Information supplied
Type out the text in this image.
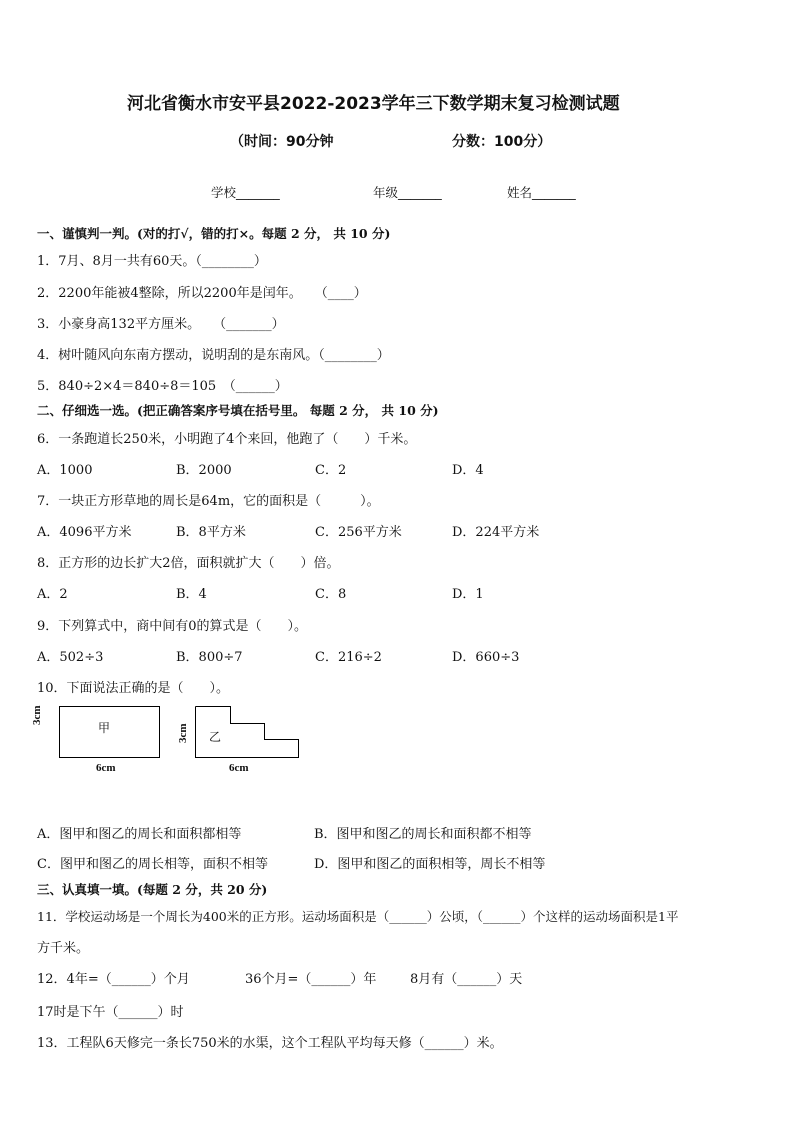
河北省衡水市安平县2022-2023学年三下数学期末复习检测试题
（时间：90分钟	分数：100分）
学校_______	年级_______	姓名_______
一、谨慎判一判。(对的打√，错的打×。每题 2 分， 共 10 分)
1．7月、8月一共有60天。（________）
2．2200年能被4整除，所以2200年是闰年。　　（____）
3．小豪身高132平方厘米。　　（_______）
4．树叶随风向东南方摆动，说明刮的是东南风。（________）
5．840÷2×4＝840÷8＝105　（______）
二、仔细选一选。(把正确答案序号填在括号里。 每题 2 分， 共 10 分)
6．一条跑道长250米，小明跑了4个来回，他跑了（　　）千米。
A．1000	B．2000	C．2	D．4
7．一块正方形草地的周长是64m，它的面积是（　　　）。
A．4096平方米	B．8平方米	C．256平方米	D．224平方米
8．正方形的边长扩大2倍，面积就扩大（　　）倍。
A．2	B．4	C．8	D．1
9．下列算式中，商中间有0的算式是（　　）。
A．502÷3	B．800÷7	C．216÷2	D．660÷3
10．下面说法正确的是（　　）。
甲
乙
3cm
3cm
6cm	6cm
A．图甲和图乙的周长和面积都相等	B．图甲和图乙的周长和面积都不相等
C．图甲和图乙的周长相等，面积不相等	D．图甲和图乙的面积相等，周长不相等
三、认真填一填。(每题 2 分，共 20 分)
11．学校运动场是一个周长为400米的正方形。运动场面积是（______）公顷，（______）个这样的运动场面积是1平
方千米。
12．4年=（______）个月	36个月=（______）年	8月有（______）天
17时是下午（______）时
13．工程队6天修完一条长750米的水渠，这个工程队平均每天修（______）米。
==
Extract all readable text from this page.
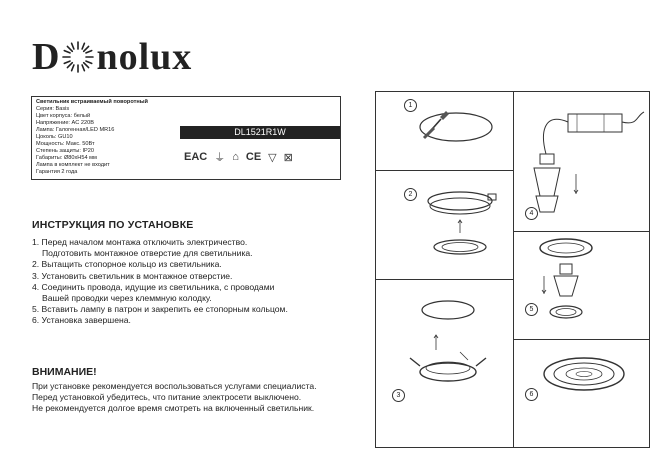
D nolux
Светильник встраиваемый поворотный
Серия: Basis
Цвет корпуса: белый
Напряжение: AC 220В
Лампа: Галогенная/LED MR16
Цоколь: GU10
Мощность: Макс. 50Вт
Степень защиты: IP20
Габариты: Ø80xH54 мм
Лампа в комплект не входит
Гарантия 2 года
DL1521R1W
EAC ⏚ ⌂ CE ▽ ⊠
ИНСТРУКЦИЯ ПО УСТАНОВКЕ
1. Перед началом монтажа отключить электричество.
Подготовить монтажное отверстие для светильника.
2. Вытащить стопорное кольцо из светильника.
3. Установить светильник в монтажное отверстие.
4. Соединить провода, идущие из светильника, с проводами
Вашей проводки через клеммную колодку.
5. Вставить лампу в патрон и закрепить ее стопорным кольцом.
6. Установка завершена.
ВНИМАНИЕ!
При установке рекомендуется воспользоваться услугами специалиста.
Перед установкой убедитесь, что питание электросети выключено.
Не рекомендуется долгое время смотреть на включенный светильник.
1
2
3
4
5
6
--
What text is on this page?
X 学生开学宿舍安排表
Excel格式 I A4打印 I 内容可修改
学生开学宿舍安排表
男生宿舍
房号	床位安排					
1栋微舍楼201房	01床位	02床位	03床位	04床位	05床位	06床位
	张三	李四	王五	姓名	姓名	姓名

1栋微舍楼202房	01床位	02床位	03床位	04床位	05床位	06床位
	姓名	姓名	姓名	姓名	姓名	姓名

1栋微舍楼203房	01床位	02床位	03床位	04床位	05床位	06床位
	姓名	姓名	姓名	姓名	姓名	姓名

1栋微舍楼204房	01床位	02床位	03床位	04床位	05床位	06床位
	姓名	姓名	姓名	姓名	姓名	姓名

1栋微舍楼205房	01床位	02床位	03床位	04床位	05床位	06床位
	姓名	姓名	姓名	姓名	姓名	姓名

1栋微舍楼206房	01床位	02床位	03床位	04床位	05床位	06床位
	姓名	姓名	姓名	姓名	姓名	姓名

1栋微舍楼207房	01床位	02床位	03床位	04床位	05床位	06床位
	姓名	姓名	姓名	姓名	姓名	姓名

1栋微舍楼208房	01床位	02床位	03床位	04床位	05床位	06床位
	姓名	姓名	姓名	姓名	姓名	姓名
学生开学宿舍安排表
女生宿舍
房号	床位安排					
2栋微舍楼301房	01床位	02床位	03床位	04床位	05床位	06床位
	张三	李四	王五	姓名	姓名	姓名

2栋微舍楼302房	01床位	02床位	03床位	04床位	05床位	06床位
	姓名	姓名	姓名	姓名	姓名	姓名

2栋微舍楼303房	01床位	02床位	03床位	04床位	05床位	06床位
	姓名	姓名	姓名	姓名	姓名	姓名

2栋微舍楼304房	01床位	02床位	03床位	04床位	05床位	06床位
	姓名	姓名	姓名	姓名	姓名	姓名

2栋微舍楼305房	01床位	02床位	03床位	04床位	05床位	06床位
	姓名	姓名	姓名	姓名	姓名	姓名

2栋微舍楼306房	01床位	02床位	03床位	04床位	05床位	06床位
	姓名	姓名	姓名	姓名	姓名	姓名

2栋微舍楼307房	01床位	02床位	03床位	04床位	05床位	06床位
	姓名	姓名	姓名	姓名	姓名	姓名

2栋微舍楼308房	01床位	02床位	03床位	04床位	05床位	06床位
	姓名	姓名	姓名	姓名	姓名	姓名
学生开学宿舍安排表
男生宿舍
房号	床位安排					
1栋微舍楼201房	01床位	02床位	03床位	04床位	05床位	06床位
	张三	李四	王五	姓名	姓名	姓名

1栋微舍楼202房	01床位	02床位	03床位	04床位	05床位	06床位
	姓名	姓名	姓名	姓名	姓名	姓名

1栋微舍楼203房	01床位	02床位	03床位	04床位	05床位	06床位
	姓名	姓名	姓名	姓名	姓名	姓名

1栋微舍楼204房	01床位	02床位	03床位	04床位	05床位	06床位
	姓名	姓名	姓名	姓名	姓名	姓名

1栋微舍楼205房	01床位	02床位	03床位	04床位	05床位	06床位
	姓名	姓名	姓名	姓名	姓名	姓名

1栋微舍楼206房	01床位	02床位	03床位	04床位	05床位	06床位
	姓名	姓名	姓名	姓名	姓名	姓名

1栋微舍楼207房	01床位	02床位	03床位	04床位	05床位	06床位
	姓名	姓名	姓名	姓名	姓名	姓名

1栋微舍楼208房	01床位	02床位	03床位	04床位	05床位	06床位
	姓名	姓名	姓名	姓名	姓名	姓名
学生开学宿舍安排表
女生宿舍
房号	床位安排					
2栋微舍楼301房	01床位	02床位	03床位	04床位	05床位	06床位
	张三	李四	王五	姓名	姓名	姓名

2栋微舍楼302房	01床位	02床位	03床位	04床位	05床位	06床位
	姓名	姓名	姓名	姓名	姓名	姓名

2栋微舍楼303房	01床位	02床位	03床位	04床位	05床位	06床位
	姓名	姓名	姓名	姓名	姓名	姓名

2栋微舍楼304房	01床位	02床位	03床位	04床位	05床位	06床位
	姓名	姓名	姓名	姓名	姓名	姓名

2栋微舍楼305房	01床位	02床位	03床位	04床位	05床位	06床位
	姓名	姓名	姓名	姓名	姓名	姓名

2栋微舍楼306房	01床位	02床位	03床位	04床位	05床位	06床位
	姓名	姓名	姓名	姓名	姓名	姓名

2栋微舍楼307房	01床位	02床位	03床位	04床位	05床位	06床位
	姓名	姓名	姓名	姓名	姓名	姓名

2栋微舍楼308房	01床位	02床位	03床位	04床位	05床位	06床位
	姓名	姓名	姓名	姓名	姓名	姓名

Request
Gather, from the listing above, every line carrying the word "светильника".

Finished task
Подготовить монтажное отверстие для светильника.
2. Вытащить стопорное кольцо из светильника.
4. Соединить провода, идущие из светильника, с проводами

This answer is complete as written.